• **EXERCISE**
Pull out every line below that contains the word "color".

• **ENTRIES SHOWN**

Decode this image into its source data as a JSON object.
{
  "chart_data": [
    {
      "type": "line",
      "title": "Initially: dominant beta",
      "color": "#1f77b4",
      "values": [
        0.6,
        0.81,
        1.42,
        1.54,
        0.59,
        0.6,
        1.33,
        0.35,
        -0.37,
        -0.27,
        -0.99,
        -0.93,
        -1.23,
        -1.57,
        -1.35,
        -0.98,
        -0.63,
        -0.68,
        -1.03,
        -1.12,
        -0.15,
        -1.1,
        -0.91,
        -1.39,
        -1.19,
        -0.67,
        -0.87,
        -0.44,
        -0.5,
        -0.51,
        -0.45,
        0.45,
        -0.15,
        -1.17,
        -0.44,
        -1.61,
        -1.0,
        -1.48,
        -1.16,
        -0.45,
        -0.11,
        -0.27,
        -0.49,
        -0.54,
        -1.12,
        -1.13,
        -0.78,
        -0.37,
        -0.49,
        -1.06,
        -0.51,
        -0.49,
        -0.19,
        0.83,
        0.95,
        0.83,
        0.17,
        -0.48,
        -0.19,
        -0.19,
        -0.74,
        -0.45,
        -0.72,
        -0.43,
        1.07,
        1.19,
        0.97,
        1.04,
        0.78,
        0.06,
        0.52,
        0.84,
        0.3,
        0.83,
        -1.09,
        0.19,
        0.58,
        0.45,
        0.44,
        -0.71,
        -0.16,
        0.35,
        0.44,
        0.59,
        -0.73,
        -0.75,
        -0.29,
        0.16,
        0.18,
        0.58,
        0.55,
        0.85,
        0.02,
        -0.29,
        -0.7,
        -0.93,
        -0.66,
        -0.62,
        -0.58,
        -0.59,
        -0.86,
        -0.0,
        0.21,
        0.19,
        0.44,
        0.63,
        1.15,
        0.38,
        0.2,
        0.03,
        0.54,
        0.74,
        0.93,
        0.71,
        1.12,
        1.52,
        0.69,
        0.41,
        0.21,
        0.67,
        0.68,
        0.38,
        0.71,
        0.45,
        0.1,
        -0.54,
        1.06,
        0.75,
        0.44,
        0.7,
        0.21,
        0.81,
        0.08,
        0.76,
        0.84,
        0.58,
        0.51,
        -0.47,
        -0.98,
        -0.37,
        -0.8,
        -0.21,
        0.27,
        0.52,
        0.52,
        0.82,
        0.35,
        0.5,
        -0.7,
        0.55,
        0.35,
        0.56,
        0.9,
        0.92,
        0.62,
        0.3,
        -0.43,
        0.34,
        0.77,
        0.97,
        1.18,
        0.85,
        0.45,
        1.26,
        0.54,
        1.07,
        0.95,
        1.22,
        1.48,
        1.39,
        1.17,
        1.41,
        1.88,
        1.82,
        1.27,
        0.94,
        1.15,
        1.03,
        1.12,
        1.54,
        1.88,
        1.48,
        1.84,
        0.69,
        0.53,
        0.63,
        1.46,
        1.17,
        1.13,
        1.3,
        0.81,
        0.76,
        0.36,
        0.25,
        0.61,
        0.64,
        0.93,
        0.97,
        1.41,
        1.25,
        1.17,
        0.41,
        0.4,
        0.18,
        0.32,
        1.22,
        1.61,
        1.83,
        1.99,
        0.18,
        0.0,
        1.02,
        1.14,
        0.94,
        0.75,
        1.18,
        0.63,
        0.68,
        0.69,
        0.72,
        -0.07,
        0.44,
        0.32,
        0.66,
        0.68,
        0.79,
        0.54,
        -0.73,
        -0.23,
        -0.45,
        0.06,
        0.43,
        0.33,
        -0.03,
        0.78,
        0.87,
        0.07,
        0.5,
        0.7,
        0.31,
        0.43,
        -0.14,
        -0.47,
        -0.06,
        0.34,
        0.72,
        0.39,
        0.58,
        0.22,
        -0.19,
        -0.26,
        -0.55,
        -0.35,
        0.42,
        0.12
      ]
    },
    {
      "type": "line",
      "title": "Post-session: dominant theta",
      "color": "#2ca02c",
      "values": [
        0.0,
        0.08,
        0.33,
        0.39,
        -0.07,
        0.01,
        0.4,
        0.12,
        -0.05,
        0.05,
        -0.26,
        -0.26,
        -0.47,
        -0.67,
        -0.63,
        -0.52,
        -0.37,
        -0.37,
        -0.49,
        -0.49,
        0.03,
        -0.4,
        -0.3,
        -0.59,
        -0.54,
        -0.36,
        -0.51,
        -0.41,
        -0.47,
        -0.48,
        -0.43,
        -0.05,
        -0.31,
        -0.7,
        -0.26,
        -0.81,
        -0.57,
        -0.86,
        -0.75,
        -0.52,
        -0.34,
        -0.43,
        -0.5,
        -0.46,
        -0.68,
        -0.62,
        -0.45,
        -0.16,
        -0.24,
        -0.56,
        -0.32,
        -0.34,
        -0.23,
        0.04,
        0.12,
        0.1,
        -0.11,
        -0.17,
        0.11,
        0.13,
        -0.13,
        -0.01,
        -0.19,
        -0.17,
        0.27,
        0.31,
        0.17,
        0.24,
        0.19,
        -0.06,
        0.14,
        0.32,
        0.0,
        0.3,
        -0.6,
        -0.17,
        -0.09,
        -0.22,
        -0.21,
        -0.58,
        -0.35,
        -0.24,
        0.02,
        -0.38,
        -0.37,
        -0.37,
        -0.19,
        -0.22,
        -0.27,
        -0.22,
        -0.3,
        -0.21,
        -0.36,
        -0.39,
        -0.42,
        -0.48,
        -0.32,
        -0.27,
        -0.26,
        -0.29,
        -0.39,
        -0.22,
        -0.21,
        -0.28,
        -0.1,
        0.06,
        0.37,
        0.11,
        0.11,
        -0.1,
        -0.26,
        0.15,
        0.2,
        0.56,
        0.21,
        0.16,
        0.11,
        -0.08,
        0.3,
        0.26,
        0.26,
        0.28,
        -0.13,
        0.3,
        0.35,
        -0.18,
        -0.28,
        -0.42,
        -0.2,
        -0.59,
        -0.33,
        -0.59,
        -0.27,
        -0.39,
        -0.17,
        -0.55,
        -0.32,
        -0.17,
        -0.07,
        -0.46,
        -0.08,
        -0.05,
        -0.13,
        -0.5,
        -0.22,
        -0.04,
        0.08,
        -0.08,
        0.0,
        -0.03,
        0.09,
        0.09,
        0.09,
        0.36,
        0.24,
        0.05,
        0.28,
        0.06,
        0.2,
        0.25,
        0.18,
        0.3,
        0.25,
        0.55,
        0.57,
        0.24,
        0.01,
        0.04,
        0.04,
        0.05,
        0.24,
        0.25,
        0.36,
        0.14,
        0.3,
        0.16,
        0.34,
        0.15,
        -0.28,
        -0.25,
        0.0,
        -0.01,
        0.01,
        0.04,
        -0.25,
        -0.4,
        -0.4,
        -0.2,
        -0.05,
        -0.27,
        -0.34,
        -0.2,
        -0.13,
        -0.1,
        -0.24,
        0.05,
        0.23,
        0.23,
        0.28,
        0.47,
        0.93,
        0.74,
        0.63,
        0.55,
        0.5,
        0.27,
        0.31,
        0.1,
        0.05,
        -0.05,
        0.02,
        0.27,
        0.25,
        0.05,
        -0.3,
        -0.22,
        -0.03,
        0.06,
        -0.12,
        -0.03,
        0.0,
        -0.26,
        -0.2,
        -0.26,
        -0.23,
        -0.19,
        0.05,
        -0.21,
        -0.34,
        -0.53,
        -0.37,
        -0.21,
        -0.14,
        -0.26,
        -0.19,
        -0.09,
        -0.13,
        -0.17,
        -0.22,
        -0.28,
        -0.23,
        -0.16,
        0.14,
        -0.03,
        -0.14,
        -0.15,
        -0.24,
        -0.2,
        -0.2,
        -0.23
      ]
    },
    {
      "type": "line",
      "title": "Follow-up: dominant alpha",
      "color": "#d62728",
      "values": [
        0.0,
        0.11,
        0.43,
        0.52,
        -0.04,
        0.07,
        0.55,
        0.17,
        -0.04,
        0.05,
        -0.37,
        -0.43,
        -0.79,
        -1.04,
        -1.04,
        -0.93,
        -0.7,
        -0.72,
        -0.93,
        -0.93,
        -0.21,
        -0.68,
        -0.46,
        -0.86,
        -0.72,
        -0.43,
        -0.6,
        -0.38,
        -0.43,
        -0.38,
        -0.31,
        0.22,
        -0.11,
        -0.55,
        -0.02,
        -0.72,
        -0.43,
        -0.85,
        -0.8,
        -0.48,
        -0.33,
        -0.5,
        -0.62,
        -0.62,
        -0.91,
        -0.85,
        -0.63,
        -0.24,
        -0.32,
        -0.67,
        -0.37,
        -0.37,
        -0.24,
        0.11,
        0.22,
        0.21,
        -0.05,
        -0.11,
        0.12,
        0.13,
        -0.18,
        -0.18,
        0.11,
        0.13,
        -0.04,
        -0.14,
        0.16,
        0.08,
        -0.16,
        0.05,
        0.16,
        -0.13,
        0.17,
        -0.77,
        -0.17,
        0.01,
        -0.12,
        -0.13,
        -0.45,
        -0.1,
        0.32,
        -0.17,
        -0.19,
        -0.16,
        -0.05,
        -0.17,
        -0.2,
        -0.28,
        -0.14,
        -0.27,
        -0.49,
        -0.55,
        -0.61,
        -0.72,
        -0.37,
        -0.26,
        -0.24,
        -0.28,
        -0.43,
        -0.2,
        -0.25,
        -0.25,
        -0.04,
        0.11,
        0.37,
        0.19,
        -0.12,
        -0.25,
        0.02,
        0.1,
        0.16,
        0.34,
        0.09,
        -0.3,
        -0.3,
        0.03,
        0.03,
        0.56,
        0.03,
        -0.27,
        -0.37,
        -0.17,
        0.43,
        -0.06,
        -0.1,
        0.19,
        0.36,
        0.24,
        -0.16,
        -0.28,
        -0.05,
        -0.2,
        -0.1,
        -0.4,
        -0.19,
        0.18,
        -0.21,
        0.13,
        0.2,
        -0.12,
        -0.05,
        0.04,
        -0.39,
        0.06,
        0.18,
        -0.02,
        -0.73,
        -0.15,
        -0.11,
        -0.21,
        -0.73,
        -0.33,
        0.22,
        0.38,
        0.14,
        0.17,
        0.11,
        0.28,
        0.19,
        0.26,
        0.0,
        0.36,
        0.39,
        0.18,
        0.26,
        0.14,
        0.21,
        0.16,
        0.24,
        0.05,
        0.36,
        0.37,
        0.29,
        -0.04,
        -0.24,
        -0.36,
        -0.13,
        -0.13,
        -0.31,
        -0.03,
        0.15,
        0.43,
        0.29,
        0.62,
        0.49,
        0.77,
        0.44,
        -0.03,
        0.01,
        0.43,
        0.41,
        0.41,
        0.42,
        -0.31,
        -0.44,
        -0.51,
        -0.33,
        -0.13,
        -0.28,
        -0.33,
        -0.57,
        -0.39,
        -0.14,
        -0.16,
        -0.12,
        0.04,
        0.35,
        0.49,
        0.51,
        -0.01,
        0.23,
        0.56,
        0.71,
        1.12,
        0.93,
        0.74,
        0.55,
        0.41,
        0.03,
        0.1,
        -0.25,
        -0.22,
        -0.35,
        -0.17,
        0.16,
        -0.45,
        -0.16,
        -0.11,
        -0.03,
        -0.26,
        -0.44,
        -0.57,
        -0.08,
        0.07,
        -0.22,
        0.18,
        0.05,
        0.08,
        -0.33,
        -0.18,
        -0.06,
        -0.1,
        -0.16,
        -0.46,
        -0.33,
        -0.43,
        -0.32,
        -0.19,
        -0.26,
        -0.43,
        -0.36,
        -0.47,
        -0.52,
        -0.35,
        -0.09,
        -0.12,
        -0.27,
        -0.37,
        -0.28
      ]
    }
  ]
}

• **FINISHED EXERCISE**
      "color": "#1f77b4",
      "color": "#2ca02c",
      "color": "#d62728",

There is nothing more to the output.